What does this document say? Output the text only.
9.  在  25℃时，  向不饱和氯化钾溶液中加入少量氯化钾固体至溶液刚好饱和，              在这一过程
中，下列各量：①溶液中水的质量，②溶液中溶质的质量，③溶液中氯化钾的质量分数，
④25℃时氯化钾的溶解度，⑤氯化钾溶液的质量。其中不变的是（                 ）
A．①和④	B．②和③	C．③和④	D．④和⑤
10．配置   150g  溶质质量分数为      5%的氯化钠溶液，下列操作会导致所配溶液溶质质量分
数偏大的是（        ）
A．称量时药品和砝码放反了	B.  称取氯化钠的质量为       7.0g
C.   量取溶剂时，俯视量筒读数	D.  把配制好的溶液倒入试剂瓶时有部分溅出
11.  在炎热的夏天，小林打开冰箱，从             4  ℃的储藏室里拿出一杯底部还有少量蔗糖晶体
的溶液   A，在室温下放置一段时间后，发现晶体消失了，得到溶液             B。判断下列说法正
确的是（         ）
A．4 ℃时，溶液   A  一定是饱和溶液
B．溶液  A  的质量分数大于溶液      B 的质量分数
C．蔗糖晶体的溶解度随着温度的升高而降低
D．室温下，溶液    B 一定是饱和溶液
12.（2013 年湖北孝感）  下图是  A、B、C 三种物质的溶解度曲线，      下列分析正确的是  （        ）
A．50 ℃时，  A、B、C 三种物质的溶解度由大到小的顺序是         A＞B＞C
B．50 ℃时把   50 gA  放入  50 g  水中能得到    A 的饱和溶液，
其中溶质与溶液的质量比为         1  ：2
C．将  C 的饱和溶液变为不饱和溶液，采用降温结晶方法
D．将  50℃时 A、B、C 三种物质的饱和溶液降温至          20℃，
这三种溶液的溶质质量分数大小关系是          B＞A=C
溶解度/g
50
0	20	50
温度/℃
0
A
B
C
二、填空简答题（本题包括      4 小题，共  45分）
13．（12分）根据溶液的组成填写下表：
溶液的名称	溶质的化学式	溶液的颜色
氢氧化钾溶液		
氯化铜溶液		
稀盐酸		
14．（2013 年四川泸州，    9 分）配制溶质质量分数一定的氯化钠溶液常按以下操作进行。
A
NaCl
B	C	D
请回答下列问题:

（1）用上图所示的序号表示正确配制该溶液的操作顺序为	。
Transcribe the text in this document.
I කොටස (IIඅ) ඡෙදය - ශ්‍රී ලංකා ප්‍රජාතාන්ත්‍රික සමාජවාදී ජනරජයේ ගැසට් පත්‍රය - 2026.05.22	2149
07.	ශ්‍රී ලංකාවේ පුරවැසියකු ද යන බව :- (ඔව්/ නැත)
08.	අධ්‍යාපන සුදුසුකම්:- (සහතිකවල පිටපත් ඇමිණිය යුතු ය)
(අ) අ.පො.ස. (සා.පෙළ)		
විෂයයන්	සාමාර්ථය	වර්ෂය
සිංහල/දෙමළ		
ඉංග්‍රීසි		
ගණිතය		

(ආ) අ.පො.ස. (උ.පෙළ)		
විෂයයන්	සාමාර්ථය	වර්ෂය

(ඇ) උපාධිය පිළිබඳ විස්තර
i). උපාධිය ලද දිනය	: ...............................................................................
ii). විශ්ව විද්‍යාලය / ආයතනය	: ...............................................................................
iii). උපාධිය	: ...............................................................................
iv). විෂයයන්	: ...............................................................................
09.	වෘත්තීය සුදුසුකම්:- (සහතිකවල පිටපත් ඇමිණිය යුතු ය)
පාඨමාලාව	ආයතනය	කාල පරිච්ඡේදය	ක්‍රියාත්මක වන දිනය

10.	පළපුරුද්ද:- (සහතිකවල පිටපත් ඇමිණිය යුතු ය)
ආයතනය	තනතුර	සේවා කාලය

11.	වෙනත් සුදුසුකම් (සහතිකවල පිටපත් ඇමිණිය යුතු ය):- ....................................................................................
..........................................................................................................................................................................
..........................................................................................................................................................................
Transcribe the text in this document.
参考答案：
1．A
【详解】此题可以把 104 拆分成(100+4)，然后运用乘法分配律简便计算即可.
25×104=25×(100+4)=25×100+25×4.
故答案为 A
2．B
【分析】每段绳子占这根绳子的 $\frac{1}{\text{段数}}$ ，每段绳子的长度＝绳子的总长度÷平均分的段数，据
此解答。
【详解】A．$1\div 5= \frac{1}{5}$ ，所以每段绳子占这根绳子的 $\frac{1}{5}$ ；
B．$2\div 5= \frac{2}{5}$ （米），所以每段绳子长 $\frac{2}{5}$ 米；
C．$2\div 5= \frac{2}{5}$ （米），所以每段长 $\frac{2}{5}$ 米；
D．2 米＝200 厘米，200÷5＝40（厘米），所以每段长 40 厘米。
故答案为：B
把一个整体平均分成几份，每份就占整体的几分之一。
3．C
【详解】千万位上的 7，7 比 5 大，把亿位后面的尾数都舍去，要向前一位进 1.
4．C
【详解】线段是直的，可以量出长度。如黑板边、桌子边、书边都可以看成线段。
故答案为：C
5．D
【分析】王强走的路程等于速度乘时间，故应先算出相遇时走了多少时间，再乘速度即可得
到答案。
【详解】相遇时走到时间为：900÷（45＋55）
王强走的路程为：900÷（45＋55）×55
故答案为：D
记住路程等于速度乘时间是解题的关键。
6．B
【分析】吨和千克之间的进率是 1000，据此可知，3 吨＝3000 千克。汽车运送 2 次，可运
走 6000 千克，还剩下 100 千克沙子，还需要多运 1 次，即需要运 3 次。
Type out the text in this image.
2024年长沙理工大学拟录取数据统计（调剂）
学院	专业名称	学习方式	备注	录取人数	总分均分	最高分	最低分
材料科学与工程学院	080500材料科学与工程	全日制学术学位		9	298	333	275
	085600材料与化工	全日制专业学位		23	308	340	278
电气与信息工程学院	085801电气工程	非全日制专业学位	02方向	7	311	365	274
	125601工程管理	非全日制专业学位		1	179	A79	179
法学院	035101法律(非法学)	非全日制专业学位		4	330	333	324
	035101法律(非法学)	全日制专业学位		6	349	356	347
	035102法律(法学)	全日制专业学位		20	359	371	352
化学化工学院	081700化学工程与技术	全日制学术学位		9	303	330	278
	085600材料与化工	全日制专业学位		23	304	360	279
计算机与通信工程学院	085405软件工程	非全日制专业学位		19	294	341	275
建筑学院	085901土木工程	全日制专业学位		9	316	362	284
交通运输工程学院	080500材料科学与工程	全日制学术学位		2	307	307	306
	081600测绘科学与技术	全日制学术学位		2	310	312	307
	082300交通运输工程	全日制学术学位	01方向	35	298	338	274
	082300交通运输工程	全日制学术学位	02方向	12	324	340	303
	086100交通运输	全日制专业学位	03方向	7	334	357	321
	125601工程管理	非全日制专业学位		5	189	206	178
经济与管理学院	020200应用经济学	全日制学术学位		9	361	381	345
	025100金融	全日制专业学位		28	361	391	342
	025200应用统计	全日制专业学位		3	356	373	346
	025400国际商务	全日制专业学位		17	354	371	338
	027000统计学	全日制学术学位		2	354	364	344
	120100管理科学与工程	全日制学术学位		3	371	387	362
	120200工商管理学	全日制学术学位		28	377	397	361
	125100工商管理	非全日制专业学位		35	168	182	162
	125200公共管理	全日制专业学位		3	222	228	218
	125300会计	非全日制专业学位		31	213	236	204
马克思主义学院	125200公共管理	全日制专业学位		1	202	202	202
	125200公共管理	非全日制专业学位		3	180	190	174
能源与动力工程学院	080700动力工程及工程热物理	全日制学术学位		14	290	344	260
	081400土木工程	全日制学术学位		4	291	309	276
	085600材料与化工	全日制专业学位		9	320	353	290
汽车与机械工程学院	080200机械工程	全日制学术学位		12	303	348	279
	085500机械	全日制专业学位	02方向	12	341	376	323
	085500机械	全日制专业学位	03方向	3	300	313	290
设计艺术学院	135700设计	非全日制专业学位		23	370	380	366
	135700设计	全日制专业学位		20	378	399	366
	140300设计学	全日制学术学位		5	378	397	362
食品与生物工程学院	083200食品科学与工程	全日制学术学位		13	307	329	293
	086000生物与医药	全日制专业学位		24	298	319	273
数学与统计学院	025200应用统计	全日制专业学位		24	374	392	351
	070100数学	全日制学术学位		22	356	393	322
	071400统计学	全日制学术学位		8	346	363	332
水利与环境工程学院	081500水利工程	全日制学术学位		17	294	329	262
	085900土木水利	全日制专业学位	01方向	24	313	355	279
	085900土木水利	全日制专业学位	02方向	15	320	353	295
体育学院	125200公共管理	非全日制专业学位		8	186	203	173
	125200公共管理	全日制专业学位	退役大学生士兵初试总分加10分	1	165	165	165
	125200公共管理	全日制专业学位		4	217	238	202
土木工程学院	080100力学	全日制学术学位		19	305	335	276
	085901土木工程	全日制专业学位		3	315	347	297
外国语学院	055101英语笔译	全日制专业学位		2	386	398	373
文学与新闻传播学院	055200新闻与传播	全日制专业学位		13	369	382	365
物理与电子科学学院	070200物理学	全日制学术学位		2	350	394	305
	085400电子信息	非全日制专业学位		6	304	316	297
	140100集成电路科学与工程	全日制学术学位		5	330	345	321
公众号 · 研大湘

■ WHAT IS EXPECTED
Of the lines in the entries, how many include the word "text"? State only the number.

■ THE COMPLETED TASK
5